#### CHALLENGE:
Single out the lines that include the word "Constructed". Copy them.

--*--

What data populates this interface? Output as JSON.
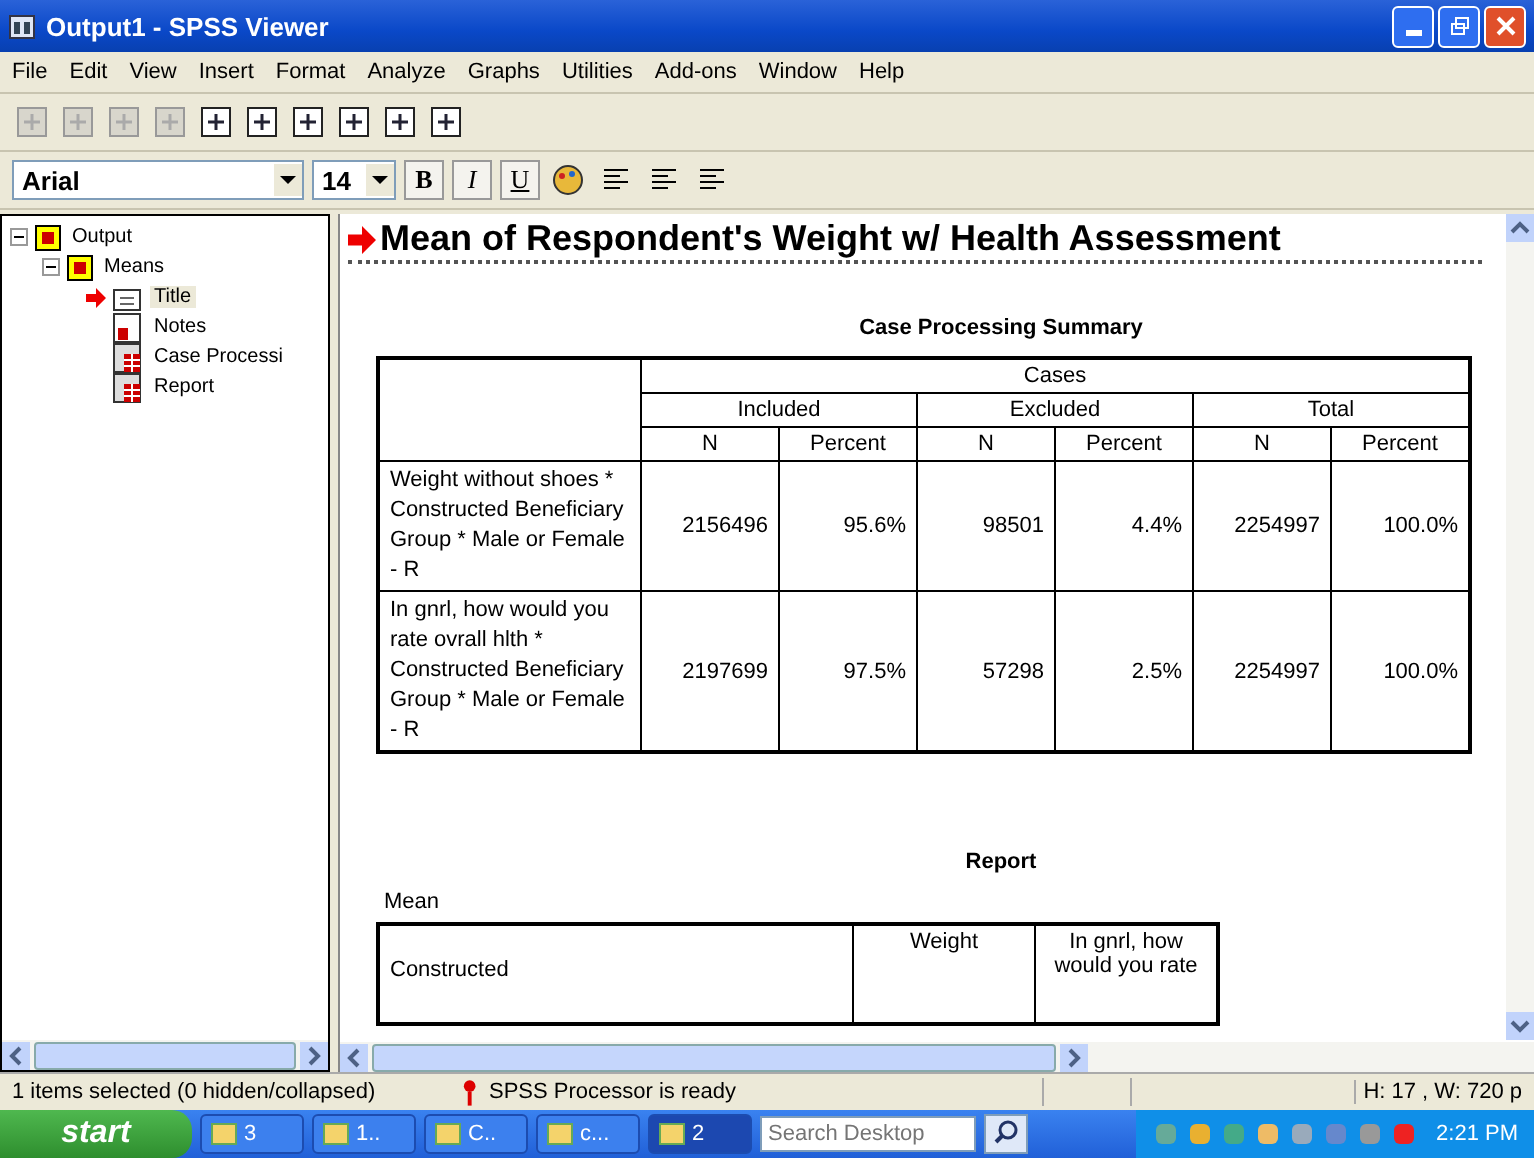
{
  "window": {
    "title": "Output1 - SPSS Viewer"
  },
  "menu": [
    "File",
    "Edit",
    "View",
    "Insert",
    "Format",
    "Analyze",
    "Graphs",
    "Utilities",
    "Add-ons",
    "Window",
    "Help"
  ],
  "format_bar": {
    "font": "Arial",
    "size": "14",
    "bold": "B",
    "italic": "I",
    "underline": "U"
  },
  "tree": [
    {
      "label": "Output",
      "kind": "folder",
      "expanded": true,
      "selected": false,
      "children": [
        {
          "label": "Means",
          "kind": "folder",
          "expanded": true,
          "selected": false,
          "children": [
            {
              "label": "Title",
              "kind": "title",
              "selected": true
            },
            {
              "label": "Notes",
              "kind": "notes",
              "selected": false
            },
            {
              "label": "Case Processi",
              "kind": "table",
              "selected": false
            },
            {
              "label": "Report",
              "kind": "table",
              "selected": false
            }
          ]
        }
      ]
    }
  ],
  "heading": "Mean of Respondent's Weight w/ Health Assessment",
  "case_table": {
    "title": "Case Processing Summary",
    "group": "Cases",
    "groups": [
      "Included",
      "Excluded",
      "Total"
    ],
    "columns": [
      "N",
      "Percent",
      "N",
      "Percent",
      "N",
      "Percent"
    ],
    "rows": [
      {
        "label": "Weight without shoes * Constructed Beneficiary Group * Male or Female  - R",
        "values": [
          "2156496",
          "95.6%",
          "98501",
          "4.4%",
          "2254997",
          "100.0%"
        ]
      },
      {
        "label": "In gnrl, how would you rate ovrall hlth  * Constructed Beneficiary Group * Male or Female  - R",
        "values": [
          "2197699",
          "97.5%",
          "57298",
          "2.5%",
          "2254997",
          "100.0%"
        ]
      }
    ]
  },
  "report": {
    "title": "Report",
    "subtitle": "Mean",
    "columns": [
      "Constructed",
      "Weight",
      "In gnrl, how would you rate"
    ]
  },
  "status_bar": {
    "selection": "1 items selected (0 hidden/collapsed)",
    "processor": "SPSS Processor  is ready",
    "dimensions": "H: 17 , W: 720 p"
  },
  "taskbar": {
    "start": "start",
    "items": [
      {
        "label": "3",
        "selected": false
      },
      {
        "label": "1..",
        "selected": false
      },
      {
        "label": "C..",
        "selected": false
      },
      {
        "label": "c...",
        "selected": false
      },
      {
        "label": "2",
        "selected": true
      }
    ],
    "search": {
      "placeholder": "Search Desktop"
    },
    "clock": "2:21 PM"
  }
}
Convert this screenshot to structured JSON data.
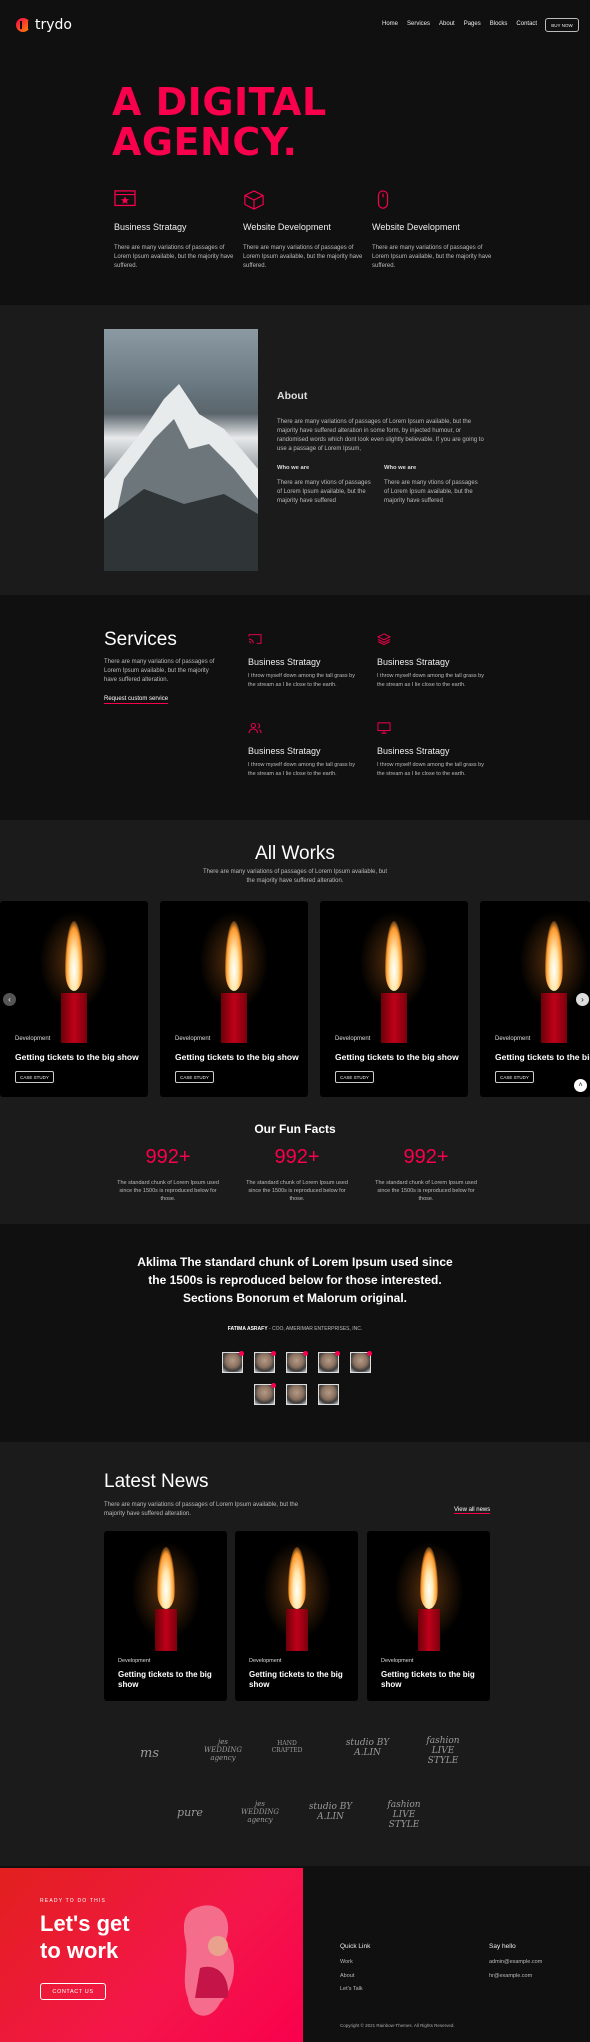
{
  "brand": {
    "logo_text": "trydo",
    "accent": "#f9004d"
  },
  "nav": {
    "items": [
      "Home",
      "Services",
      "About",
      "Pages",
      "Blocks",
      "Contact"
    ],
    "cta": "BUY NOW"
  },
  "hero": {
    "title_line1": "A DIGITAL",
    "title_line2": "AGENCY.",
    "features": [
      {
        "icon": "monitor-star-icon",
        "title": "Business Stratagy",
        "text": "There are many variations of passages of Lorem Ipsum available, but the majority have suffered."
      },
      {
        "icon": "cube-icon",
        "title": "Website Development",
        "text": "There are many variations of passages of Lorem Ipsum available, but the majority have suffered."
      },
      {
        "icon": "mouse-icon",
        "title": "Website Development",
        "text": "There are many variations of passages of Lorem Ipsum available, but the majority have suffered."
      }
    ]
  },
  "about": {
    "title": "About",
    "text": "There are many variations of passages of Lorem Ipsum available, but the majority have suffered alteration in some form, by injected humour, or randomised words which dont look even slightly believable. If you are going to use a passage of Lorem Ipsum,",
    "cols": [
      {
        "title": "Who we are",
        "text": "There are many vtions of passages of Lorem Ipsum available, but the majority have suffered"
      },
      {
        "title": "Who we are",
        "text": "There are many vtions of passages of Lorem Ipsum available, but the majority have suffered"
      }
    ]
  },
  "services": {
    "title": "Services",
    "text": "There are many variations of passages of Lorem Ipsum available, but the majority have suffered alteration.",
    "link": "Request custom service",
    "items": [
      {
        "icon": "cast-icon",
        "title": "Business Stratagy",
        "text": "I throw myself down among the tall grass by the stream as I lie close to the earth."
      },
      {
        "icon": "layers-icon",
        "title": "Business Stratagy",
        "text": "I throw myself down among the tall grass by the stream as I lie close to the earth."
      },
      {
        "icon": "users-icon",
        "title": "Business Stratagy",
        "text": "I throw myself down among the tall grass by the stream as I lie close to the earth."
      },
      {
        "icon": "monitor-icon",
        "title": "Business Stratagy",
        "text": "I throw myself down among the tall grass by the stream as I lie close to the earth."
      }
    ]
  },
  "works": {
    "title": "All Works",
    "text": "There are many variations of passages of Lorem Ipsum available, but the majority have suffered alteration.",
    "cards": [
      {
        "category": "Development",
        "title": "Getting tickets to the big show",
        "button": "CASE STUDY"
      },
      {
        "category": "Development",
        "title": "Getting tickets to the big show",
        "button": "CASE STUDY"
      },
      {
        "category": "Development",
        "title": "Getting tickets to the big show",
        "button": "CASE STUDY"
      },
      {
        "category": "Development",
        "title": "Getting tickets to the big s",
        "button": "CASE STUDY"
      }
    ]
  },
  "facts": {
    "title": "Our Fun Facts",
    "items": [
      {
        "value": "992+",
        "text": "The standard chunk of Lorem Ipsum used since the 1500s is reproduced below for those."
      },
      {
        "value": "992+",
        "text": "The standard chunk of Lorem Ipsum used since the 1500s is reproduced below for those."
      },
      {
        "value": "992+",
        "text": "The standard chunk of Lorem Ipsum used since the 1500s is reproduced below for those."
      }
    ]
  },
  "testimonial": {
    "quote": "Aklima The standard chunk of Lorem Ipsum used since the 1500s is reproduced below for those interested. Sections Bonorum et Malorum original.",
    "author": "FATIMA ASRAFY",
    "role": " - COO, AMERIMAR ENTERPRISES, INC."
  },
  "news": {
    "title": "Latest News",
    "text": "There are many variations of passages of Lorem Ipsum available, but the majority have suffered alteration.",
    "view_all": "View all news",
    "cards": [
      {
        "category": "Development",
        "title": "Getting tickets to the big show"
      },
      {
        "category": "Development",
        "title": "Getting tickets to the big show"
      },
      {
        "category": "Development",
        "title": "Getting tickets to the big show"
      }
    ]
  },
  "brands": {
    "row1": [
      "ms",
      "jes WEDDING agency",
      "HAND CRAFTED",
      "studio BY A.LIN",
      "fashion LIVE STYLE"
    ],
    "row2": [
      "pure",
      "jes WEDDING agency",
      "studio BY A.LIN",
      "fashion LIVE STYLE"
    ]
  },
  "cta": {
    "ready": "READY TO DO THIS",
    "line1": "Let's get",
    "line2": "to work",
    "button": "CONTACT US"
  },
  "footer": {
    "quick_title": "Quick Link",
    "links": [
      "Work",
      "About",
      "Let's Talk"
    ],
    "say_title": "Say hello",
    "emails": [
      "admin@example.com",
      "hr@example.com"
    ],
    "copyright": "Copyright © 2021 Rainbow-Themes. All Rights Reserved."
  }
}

--*--

#### WRITTEN ANSWER:
        "label": "Weight without shoes * Constructed Beneficiary Group * Male or Female  - R",
        "label": "In gnrl, how would you rate ovrall hlth  * Constructed Beneficiary Group * Male or Female  - R",
      "Constructed",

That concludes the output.